(Entries with figure data)
#####

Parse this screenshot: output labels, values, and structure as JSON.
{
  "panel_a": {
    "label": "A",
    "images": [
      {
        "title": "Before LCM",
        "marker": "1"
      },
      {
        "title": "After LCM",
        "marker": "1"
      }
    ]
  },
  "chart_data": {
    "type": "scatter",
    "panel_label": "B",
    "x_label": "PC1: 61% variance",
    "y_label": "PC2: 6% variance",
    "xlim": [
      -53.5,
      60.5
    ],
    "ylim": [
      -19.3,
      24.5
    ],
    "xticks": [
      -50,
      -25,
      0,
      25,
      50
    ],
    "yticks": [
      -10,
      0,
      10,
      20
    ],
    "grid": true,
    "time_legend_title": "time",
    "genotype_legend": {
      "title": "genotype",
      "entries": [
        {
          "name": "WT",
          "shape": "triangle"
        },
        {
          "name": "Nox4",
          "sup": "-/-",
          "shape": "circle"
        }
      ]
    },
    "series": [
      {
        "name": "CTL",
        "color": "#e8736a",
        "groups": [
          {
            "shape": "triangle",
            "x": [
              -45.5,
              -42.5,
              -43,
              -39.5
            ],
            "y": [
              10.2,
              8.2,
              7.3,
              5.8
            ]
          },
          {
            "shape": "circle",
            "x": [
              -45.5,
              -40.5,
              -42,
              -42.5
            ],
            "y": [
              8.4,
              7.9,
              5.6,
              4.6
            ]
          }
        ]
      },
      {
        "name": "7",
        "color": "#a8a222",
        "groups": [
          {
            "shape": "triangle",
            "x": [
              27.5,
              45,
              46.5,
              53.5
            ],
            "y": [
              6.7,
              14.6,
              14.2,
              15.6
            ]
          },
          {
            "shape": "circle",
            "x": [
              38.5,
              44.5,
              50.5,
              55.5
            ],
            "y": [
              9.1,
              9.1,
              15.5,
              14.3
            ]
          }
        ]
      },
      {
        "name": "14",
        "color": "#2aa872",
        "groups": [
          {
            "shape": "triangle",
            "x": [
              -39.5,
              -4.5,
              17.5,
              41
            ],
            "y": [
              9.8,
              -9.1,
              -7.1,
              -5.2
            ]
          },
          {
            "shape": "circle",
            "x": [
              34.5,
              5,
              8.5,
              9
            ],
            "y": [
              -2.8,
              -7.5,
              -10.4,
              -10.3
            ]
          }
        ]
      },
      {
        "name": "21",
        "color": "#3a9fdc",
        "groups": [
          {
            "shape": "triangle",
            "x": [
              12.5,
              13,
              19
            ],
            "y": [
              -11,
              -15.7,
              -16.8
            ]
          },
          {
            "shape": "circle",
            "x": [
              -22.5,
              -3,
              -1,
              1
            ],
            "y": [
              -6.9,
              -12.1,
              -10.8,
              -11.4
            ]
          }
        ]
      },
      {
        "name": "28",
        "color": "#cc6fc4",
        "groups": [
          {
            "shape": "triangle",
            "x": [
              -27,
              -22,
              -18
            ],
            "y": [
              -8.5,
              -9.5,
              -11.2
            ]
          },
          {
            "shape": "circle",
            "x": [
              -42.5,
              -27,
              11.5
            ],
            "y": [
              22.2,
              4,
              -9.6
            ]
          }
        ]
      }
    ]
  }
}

#####

# What this task involves
Repeat each record in full; every line must match exactly.

# Reply
Parse this screenshot: output labels, values, and structure as JSON.
{
  "panel_a": {
    "label": "A",
    "images": [
      {
        "title": "Before LCM",
        "marker": "1"
      },
      {
        "title": "After LCM",
        "marker": "1"
      }
    ]
  },
  "chart_data": {
    "type": "scatter",
    "panel_label": "B",
    "x_label": "PC1: 61% variance",
    "y_label": "PC2: 6% variance",
    "xlim": [
      -53.5,
      60.5
    ],
    "ylim": [
      -19.3,
      24.5
    ],
    "xticks": [
      -50,
      -25,
      0,
      25,
      50
    ],
    "yticks": [
      -10,
      0,
      10,
      20
    ],
    "grid": true,
    "time_legend_title": "time",
    "genotype_legend": {
      "title": "genotype",
      "entries": [
        {
          "name": "WT",
          "shape": "triangle"
        },
        {
          "name": "Nox4",
          "sup": "-/-",
          "shape": "circle"
        }
      ]
    },
    "series": [
      {
        "name": "CTL",
        "color": "#e8736a",
        "groups": [
          {
            "shape": "triangle",
            "x": [
              -45.5,
              -42.5,
              -43,
              -39.5
            ],
            "y": [
              10.2,
              8.2,
              7.3,
              5.8
            ]
          },
          {
            "shape": "circle",
            "x": [
              -45.5,
              -40.5,
              -42,
              -42.5
            ],
            "y": [
              8.4,
              7.9,
              5.6,
              4.6
            ]
          }
        ]
      },
      {
        "name": "7",
        "color": "#a8a222",
        "groups": [
          {
            "shape": "triangle",
            "x": [
              27.5,
              45,
              46.5,
              53.5
            ],
            "y": [
              6.7,
              14.6,
              14.2,
              15.6
            ]
          },
          {
            "shape": "circle",
            "x": [
              38.5,
              44.5,
              50.5,
              55.5
            ],
            "y": [
              9.1,
              9.1,
              15.5,
              14.3
            ]
          }
        ]
      },
      {
        "name": "14",
        "color": "#2aa872",
        "groups": [
          {
            "shape": "triangle",
            "x": [
              -39.5,
              -4.5,
              17.5,
              41
            ],
            "y": [
              9.8,
              -9.1,
              -7.1,
              -5.2
            ]
          },
          {
            "shape": "circle",
            "x": [
              34.5,
              5,
              8.5,
              9
            ],
            "y": [
              -2.8,
              -7.5,
              -10.4,
              -10.3
            ]
          }
        ]
      },
      {
        "name": "21",
        "color": "#3a9fdc",
        "groups": [
          {
            "shape": "triangle",
            "x": [
              12.5,
              13,
              19
            ],
            "y": [
              -11,
              -15.7,
              -16.8
            ]
          },
          {
            "shape": "circle",
            "x": [
              -22.5,
              -3,
              -1,
              1
            ],
            "y": [
              -6.9,
              -12.1,
              -10.8,
              -11.4
            ]
          }
        ]
      },
      {
        "name": "28",
        "color": "#cc6fc4",
        "groups": [
          {
            "shape": "triangle",
            "x": [
              -27,
              -22,
              -18
            ],
            "y": [
              -8.5,
              -9.5,
              -11.2
            ]
          },
          {
            "shape": "circle",
            "x": [
              -42.5,
              -27,
              11.5
            ],
            "y": [
              22.2,
              4,
              -9.6
            ]
          }
        ]
      }
    ]
  }
}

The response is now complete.